Figure record extracts
══════════

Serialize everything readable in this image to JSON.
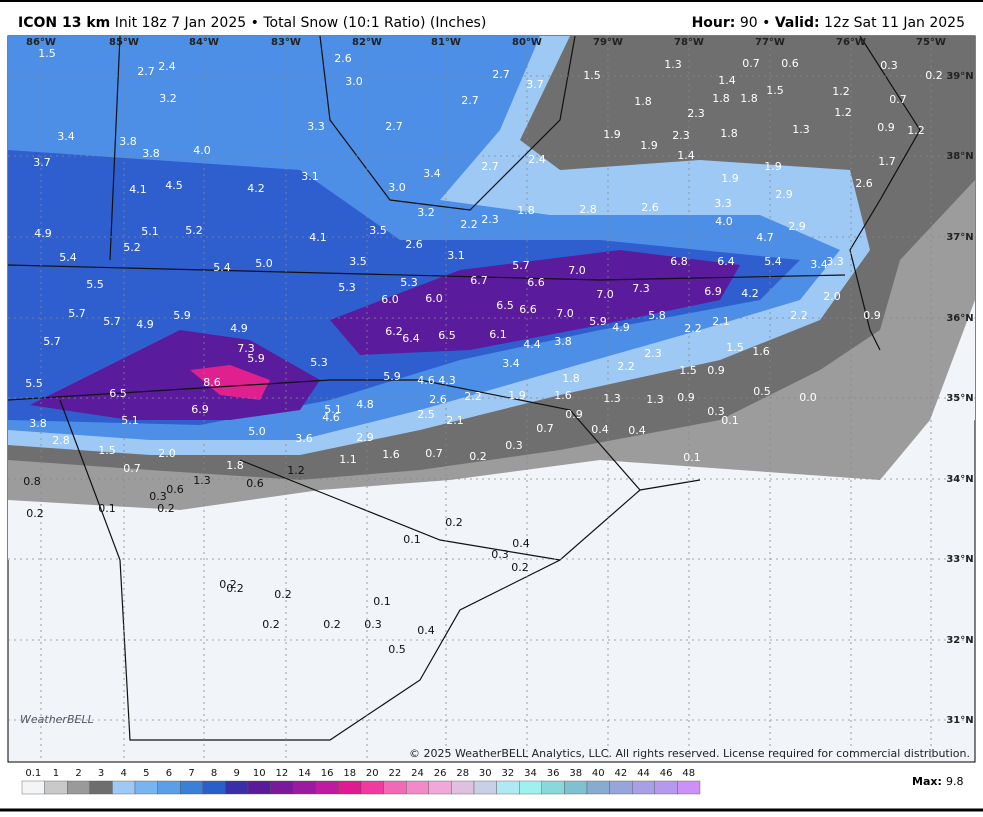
{
  "header": {
    "model": "ICON 13 km",
    "init": "Init 18z 7 Jan 2025",
    "bullet": "•",
    "product": "Total Snow (10:1 Ratio) (Inches)",
    "hour_label": "Hour:",
    "hour": "90",
    "bullet2": "•",
    "valid_label": "Valid:",
    "valid": "12z Sat 11 Jan 2025"
  },
  "longitudes": [
    "86°W",
    "85°W",
    "84°W",
    "83°W",
    "82°W",
    "81°W",
    "80°W",
    "79°W",
    "78°W",
    "77°W",
    "76°W",
    "75°W"
  ],
  "latitudes": [
    "39°N",
    "38°N",
    "37°N",
    "36°N",
    "35°N",
    "34°N",
    "33°N",
    "32°N",
    "31°N"
  ],
  "snow_labels": [
    "1.5",
    "2.7",
    "2.4",
    "2.6",
    "3.0",
    "2.7",
    "3.7",
    "2.7",
    "1.5",
    "1.3",
    "1.4",
    "0.7",
    "0.6",
    "0.3",
    "0.2",
    "3.2",
    "3.3",
    "2.7",
    "1.8",
    "2.3",
    "1.8",
    "1.8",
    "1.5",
    "1.2",
    "1.2",
    "0.7",
    "3.4",
    "3.8",
    "3.8",
    "4.0",
    "1.9",
    "1.9",
    "2.3",
    "1.4",
    "1.8",
    "1.3",
    "0.9",
    "1.2",
    "3.7",
    "3.1",
    "3.4",
    "2.7",
    "2.4",
    "1.9",
    "1.7",
    "4.1",
    "4.5",
    "4.2",
    "3.0",
    "1.9",
    "2.6",
    "1.8",
    "2.8",
    "2.6",
    "3.3",
    "2.9",
    "3.2",
    "2.2",
    "2.3",
    "4.9",
    "5.1",
    "5.2",
    "4.1",
    "3.5",
    "2.6",
    "4.0",
    "2.9",
    "4.7",
    "5.2",
    "5.4",
    "3.1",
    "5.4",
    "5.0",
    "3.5",
    "5.7",
    "7.0",
    "6.8",
    "6.4",
    "5.4",
    "3.4",
    "3.3",
    "5.5",
    "6.7",
    "6.6",
    "5.3",
    "5.3",
    "7.3",
    "7.0",
    "6.9",
    "4.2",
    "6.0",
    "6.0",
    "2.0",
    "6.5",
    "6.6",
    "5.7",
    "5.7",
    "4.9",
    "5.9",
    "7.0",
    "5.8",
    "2.2",
    "0.9",
    "6.1",
    "5.9",
    "4.9",
    "2.1",
    "2.2",
    "4.9",
    "6.2",
    "6.4",
    "6.5",
    "5.7",
    "4.4",
    "3.8",
    "1.5",
    "1.6",
    "7.3",
    "5.9",
    "5.3",
    "3.4",
    "2.3",
    "2.2",
    "1.5",
    "0.9",
    "5.9",
    "4.6",
    "4.3",
    "1.8",
    "5.5",
    "8.6",
    "0.5",
    "6.5",
    "2.2",
    "1.9",
    "1.6",
    "1.3",
    "1.3",
    "0.9",
    "0.0",
    "2.6",
    "4.8",
    "5.1",
    "6.9",
    "0.9",
    "0.3",
    "2.5",
    "2.1",
    "4.6",
    "5.1",
    "0.1",
    "3.8",
    "0.7",
    "0.4",
    "0.4",
    "5.0",
    "3.6",
    "2.9",
    "2.8",
    "0.3",
    "1.5",
    "2.0",
    "0.7",
    "0.2",
    "1.6",
    "1.1",
    "0.1",
    "1.8",
    "1.2",
    "0.7",
    "1.3",
    "0.8",
    "0.6",
    "0.6",
    "0.3",
    "0.1",
    "0.2",
    "0.2",
    "0.2",
    "0.1",
    "0.4",
    "0.3",
    "0.2",
    "0.2",
    "0.2",
    "0.2",
    "0.1",
    "0.2",
    "0.2",
    "0.3",
    "0.4",
    "0.5"
  ],
  "colorbar": {
    "labels": [
      "0.1",
      "1",
      "2",
      "3",
      "4",
      "5",
      "6",
      "7",
      "8",
      "9",
      "10",
      "12",
      "14",
      "16",
      "18",
      "20",
      "22",
      "24",
      "26",
      "28",
      "30",
      "32",
      "34",
      "36",
      "38",
      "40",
      "42",
      "44",
      "46",
      "48"
    ]
  },
  "max_label": "Max:",
  "max": "9.8",
  "copyright": "© 2025 WeatherBELL Analytics, LLC. All rights reserved. License required for commercial distribution.",
  "logo": "WeatherBELL"
}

══════════

■ **Instructions to follow**: Find the string "WeatherBELL" in the entries above and return each line that holds it.

■ **Task solution**:
  "copyright": "© 2025 WeatherBELL Analytics, LLC. All rights reserved. License required for commercial distribution.",
  "logo": "WeatherBELL"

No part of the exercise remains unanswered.